• Problem requirements: Pull out every line from the listing that has the word "content".

(Figure collection entries)
________________________________________
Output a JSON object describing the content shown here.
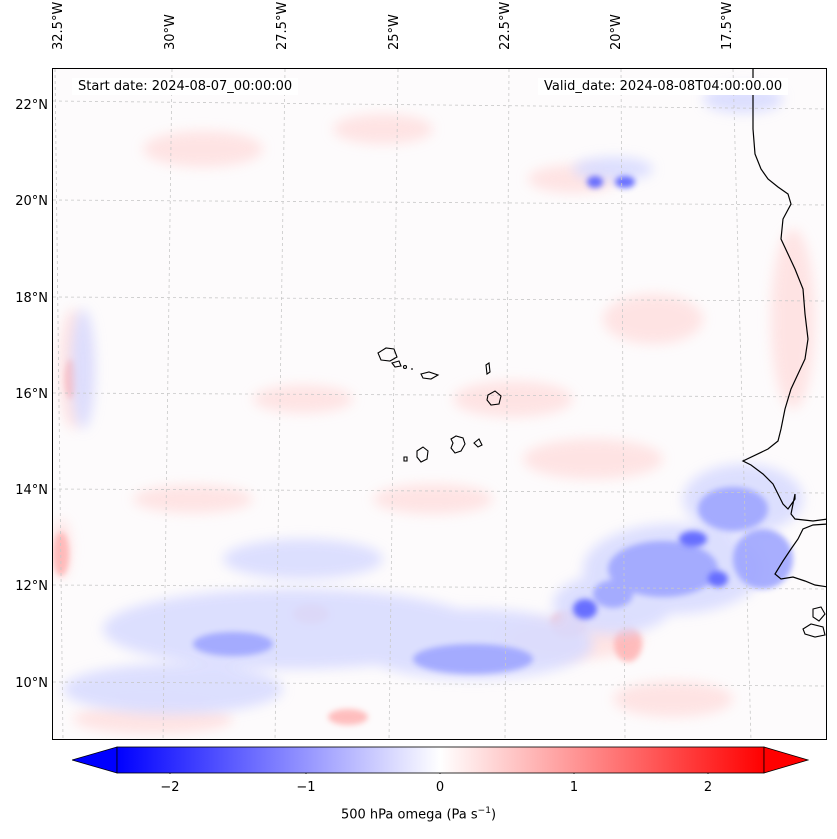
{
  "map": {
    "start_date": "Start date: 2024-08-07_00:00:00",
    "valid_date": "Valid_date: 2024-08-08T04:00:00.00",
    "lon_labels": [
      "32.5°W",
      "30°W",
      "27.5°W",
      "25°W",
      "22.5°W",
      "20°W",
      "17.5°W"
    ],
    "lat_labels": [
      "22°N",
      "20°N",
      "18°N",
      "16°N",
      "14°N",
      "12°N",
      "10°N"
    ],
    "field": "500 hPa omega",
    "colormap": "bwr",
    "colors": {
      "negative": "#0000ff",
      "zero": "#ffffff",
      "positive": "#ff0000",
      "coast": "#000000",
      "grid": "#c8c8c8"
    }
  },
  "colorbar": {
    "ticks": [
      "−2",
      "−1",
      "0",
      "1",
      "2"
    ],
    "tick_values": [
      -2,
      -1,
      0,
      1,
      2
    ],
    "range": [
      -2.5,
      2.5
    ],
    "extend": "both",
    "label": "500 hPa omega (Pa s",
    "label_sup": "−1",
    "label_end": ")"
  }
}
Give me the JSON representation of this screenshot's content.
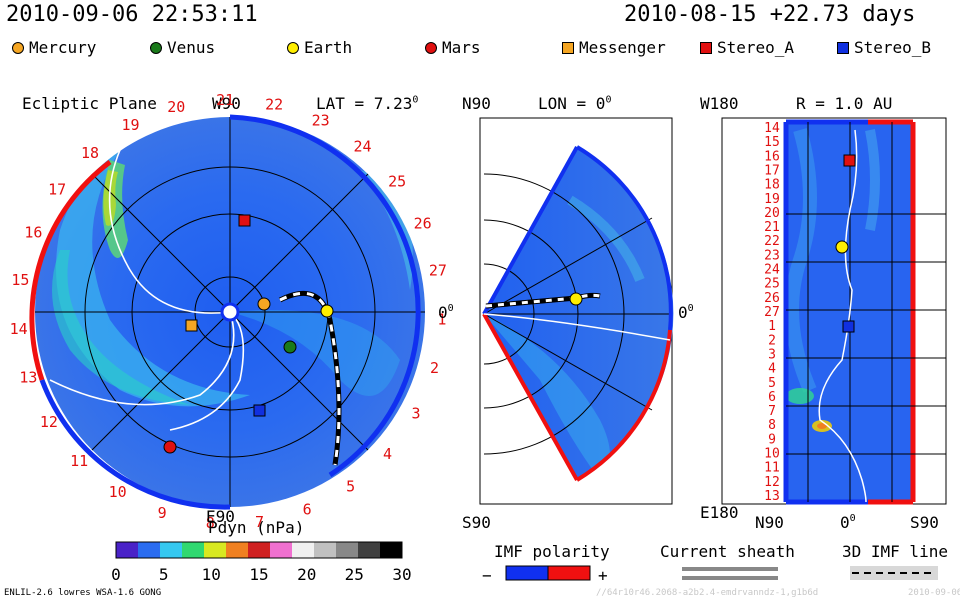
{
  "header": {
    "datetime": "2010-09-06 22:53:11",
    "reference": "2010-08-15 +22.73 days"
  },
  "legend": [
    {
      "label": "Mercury",
      "shape": "circle",
      "color": "#f5a623",
      "icon": "mercury-icon"
    },
    {
      "label": "Venus",
      "shape": "circle",
      "color": "#1a7a1a",
      "icon": "venus-icon"
    },
    {
      "label": "Earth",
      "shape": "circle",
      "color": "#ffee00",
      "icon": "earth-icon"
    },
    {
      "label": "Mars",
      "shape": "circle",
      "color": "#e01010",
      "icon": "mars-icon"
    },
    {
      "label": "Messenger",
      "shape": "square",
      "color": "#f5a623",
      "icon": "messenger-icon"
    },
    {
      "label": "Stereo_A",
      "shape": "square",
      "color": "#e01010",
      "icon": "stereo-a-icon"
    },
    {
      "label": "Stereo_B",
      "shape": "square",
      "color": "#1030e0",
      "icon": "stereo-b-icon"
    }
  ],
  "panels": {
    "ecliptic": {
      "title": "Ecliptic Plane",
      "top_label": "W90",
      "bottom_label": "E90",
      "lat_label": "LAT = 7.23",
      "lat_sup": "0",
      "right_label": "0",
      "right_sup": "0",
      "rim_labels": [
        "19",
        "20",
        "21",
        "22",
        "23",
        "24",
        "25",
        "26",
        "27",
        "1",
        "2",
        "3",
        "4",
        "5",
        "6",
        "7",
        "8",
        "9",
        "10",
        "11",
        "12",
        "13",
        "14",
        "15",
        "16",
        "17",
        "18"
      ]
    },
    "meridional": {
      "top_label": "N90",
      "lon_label": "LON = 0",
      "lon_sup": "0",
      "right_label": "0",
      "right_sup": "0",
      "bottom_label": "S90"
    },
    "radial": {
      "top_left": "W180",
      "r_label": "R = 1.0 AU",
      "bottom_left": "E180",
      "x_labels": [
        "N90",
        "0",
        "S90"
      ],
      "x_sup": "0",
      "y_labels": [
        "14",
        "15",
        "16",
        "17",
        "18",
        "19",
        "20",
        "21",
        "22",
        "23",
        "24",
        "25",
        "26",
        "27",
        "1",
        "2",
        "3",
        "4",
        "5",
        "6",
        "7",
        "8",
        "9",
        "10",
        "11",
        "12",
        "13"
      ]
    }
  },
  "colorbar": {
    "title": "Pdyn (nPa)",
    "ticks": [
      "0",
      "5",
      "10",
      "15",
      "20",
      "25",
      "30"
    ],
    "colors": [
      "#4a22c8",
      "#2a6cf0",
      "#35c8f0",
      "#30d870",
      "#d8e820",
      "#f08020",
      "#d02020",
      "#f070d0",
      "#f0f0f0",
      "#c0c0c0",
      "#888888",
      "#404040",
      "#000000"
    ]
  },
  "imf": {
    "title": "IMF polarity",
    "minus": "−",
    "plus": "+",
    "neg_color": "#1030f0",
    "pos_color": "#f01010"
  },
  "current_sheath": {
    "title": "Current sheath"
  },
  "imf_line": {
    "title": "3D IMF line"
  },
  "footer": {
    "model": "ENLIL-2.6 lowres WSA-1.6 GONG",
    "runid": "//64r10r46.2068-a2b2.4-emdrvanndz-1,g1b6d",
    "date": "2010-09-06"
  },
  "chart_data": {
    "type": "heatmap",
    "quantity": "Pdyn (nPa)",
    "color_range": [
      0,
      30
    ],
    "bodies": [
      {
        "name": "Mercury"
      },
      {
        "name": "Venus"
      },
      {
        "name": "Earth"
      },
      {
        "name": "Mars"
      },
      {
        "name": "Messenger"
      },
      {
        "name": "Stereo_A"
      },
      {
        "name": "Stereo_B"
      }
    ]
  }
}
________________________________________
• Solution to this task:
Output a JSON object describing the content shown here.
Give me the JSON representation of this screenshot's content.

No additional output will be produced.